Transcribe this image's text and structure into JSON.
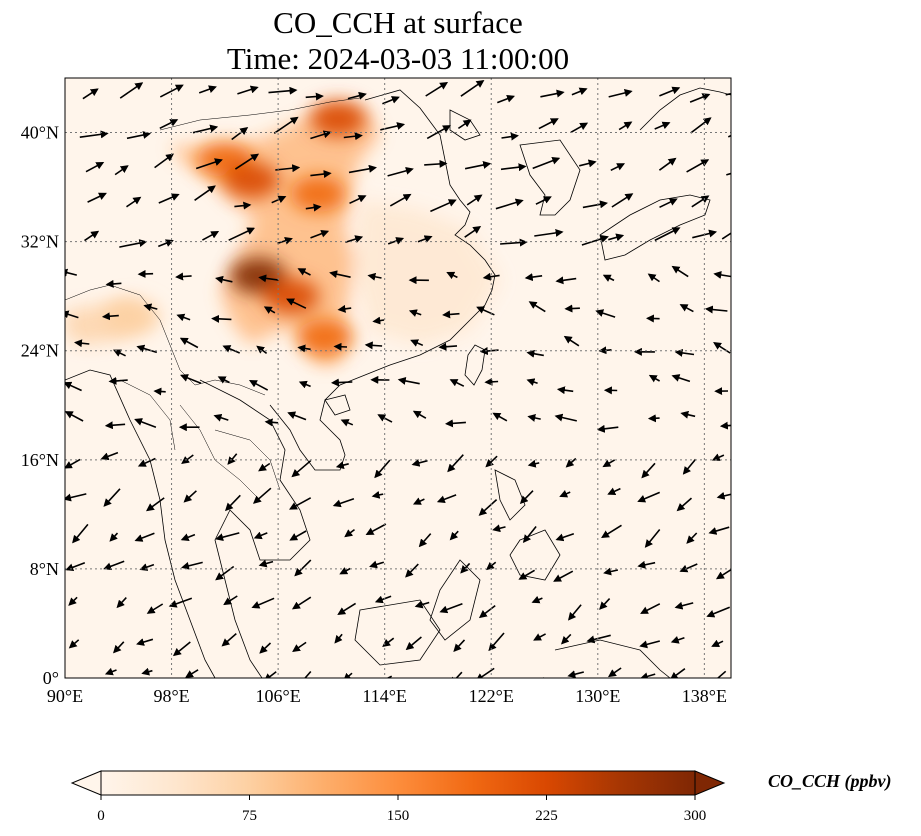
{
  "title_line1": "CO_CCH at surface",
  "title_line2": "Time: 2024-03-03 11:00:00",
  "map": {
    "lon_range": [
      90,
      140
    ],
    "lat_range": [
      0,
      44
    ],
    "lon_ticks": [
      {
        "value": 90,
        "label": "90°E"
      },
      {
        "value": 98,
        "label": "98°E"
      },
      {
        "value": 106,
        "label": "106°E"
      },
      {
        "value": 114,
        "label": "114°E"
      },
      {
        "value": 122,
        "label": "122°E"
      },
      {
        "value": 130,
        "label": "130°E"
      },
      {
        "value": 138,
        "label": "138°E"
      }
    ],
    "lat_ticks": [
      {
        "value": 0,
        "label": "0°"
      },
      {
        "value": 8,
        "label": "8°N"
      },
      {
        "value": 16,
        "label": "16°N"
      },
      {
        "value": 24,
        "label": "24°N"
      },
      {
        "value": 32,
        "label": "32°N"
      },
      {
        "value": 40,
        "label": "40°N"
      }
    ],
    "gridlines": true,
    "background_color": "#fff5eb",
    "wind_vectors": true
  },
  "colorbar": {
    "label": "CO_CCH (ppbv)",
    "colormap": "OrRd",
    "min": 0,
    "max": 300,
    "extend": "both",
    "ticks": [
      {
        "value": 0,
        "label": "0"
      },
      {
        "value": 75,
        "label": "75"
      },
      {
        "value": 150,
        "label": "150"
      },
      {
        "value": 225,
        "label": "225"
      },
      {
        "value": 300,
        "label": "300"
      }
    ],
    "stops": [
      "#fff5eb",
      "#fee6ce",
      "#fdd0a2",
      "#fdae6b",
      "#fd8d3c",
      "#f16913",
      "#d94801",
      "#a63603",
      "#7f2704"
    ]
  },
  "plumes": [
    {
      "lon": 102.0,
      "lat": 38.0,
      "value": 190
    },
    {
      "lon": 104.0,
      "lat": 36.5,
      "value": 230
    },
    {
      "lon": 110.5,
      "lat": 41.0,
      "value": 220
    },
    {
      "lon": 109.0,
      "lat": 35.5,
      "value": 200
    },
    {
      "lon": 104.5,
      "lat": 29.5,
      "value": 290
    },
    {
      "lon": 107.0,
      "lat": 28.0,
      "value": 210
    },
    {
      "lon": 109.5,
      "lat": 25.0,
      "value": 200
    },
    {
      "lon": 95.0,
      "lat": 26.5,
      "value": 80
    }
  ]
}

****************

Write the listing out a second time exactly, dropping all images.

Result of the exercise -
Transcribe this image's text and structure into JSON.
{
  "title_line1": "CO_CCH at surface",
  "title_line2": "Time: 2024-03-03 11:00:00",
  "map": {
    "lon_range": [
      90,
      140
    ],
    "lat_range": [
      0,
      44
    ],
    "lon_ticks": [
      {
        "value": 90,
        "label": "90°E"
      },
      {
        "value": 98,
        "label": "98°E"
      },
      {
        "value": 106,
        "label": "106°E"
      },
      {
        "value": 114,
        "label": "114°E"
      },
      {
        "value": 122,
        "label": "122°E"
      },
      {
        "value": 130,
        "label": "130°E"
      },
      {
        "value": 138,
        "label": "138°E"
      }
    ],
    "lat_ticks": [
      {
        "value": 0,
        "label": "0°"
      },
      {
        "value": 8,
        "label": "8°N"
      },
      {
        "value": 16,
        "label": "16°N"
      },
      {
        "value": 24,
        "label": "24°N"
      },
      {
        "value": 32,
        "label": "32°N"
      },
      {
        "value": 40,
        "label": "40°N"
      }
    ],
    "gridlines": true,
    "background_color": "#fff5eb",
    "wind_vectors": true
  },
  "colorbar": {
    "label": "CO_CCH (ppbv)",
    "colormap": "OrRd",
    "min": 0,
    "max": 300,
    "extend": "both",
    "ticks": [
      {
        "value": 0,
        "label": "0"
      },
      {
        "value": 75,
        "label": "75"
      },
      {
        "value": 150,
        "label": "150"
      },
      {
        "value": 225,
        "label": "225"
      },
      {
        "value": 300,
        "label": "300"
      }
    ],
    "stops": [
      "#fff5eb",
      "#fee6ce",
      "#fdd0a2",
      "#fdae6b",
      "#fd8d3c",
      "#f16913",
      "#d94801",
      "#a63603",
      "#7f2704"
    ]
  },
  "plumes": [
    {
      "lon": 102.0,
      "lat": 38.0,
      "value": 190
    },
    {
      "lon": 104.0,
      "lat": 36.5,
      "value": 230
    },
    {
      "lon": 110.5,
      "lat": 41.0,
      "value": 220
    },
    {
      "lon": 109.0,
      "lat": 35.5,
      "value": 200
    },
    {
      "lon": 104.5,
      "lat": 29.5,
      "value": 290
    },
    {
      "lon": 107.0,
      "lat": 28.0,
      "value": 210
    },
    {
      "lon": 109.5,
      "lat": 25.0,
      "value": 200
    },
    {
      "lon": 95.0,
      "lat": 26.5,
      "value": 80
    }
  ]
}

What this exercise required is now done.